Source records:

§

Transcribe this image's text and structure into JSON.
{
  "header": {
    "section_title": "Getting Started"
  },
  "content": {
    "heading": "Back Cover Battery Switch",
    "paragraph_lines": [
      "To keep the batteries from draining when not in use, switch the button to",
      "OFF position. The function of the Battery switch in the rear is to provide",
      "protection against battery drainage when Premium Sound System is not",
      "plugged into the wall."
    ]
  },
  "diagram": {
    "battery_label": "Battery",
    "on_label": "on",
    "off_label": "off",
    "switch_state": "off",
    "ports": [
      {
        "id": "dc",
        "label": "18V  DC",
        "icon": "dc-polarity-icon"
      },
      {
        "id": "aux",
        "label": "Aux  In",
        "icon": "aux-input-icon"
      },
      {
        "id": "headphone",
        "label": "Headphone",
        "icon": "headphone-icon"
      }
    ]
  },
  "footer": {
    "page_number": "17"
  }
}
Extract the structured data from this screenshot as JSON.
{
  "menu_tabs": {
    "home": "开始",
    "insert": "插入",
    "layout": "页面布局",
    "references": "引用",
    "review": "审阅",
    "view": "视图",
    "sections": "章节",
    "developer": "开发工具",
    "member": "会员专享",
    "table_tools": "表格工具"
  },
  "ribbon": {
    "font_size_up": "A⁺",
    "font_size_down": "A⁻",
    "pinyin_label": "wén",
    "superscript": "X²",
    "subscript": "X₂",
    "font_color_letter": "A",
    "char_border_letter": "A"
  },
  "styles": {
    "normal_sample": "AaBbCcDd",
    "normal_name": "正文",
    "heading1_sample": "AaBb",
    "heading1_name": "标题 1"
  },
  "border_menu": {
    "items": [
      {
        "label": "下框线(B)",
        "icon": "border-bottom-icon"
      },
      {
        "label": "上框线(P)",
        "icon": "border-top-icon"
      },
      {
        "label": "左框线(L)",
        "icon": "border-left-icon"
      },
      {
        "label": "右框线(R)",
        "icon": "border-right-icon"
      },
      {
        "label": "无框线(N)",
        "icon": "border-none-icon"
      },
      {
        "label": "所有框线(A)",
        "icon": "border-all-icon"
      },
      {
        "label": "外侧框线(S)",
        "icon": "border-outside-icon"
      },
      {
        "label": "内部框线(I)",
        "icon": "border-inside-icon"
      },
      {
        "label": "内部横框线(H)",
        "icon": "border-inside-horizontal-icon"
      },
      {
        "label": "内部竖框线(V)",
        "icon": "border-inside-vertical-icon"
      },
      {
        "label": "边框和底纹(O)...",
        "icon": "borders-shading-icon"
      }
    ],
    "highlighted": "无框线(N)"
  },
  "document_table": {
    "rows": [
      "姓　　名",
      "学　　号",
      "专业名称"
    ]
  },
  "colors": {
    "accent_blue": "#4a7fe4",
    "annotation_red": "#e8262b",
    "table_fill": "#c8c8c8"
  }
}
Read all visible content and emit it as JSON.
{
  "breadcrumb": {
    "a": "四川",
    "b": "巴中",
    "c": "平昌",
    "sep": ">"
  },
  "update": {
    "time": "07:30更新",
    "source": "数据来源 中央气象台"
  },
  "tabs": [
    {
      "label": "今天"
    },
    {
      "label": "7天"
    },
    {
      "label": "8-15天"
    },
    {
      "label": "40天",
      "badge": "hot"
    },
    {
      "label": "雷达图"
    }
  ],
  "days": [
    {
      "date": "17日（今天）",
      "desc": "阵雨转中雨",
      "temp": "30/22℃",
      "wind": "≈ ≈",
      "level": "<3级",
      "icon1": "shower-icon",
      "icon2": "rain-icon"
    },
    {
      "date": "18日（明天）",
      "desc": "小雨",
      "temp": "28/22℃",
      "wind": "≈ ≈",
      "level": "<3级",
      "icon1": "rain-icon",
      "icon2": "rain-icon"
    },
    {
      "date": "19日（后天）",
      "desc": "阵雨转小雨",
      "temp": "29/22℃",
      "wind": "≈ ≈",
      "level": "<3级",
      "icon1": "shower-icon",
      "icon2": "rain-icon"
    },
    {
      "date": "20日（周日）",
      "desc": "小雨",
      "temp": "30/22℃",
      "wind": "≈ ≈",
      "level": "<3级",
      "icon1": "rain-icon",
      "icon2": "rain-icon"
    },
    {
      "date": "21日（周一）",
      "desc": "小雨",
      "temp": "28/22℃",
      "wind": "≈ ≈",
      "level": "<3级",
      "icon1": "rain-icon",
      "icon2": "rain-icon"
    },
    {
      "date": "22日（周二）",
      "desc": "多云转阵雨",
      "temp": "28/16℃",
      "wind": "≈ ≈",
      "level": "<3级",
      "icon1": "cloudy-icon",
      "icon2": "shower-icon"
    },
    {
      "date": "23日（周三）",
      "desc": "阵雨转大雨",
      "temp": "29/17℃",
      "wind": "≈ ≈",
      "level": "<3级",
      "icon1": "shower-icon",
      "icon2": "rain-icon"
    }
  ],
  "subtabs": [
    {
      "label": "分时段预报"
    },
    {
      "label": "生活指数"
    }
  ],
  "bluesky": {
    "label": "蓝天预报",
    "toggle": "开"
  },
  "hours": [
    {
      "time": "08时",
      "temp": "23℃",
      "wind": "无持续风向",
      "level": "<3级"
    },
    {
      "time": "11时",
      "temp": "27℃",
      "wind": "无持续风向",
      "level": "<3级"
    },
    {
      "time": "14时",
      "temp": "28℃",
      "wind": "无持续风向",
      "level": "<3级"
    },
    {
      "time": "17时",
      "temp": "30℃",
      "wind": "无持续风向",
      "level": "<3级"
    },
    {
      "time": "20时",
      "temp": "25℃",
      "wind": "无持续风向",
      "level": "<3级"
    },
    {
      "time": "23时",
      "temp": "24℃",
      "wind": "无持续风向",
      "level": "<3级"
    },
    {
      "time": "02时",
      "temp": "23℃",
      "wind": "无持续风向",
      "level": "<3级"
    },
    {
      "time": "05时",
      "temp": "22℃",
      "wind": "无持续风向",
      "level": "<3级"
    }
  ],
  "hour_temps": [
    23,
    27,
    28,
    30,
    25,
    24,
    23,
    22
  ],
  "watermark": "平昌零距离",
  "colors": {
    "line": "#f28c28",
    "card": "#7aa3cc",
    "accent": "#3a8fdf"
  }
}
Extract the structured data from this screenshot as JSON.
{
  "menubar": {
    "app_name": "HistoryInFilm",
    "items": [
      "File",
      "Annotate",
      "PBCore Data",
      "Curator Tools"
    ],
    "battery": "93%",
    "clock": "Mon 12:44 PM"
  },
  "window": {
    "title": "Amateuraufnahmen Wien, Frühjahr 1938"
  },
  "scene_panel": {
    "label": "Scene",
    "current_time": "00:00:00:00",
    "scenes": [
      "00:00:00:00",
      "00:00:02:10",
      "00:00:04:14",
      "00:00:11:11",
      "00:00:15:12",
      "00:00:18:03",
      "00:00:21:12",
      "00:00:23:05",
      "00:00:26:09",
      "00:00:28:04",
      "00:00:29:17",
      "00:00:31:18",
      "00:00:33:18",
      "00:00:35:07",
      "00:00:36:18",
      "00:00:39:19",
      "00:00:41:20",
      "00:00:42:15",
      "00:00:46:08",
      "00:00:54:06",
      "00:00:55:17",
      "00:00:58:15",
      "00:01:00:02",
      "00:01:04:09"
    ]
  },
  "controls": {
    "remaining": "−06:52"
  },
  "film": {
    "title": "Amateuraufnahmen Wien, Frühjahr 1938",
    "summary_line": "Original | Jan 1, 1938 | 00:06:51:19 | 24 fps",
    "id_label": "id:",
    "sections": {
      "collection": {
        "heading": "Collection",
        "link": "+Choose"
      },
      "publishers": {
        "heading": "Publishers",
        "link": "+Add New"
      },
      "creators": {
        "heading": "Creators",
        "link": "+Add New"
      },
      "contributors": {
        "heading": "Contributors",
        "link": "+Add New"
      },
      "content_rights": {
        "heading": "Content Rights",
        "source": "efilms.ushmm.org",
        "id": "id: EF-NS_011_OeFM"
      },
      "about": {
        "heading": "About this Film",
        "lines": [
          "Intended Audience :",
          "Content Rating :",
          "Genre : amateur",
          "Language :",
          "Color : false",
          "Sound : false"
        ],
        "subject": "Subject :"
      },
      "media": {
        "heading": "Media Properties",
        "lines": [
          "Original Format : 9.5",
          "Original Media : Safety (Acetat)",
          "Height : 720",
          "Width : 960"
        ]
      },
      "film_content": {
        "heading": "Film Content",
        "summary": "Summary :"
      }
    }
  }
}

§

• **Problem**:
Copy out each line of the data where the string "desc" appears.

• **Written answer**:
      "desc": "阵雨转中雨",
      "desc": "小雨",
      "desc": "阵雨转小雨",
      "desc": "小雨",
      "desc": "小雨",
      "desc": "多云转阵雨",
      "desc": "阵雨转大雨",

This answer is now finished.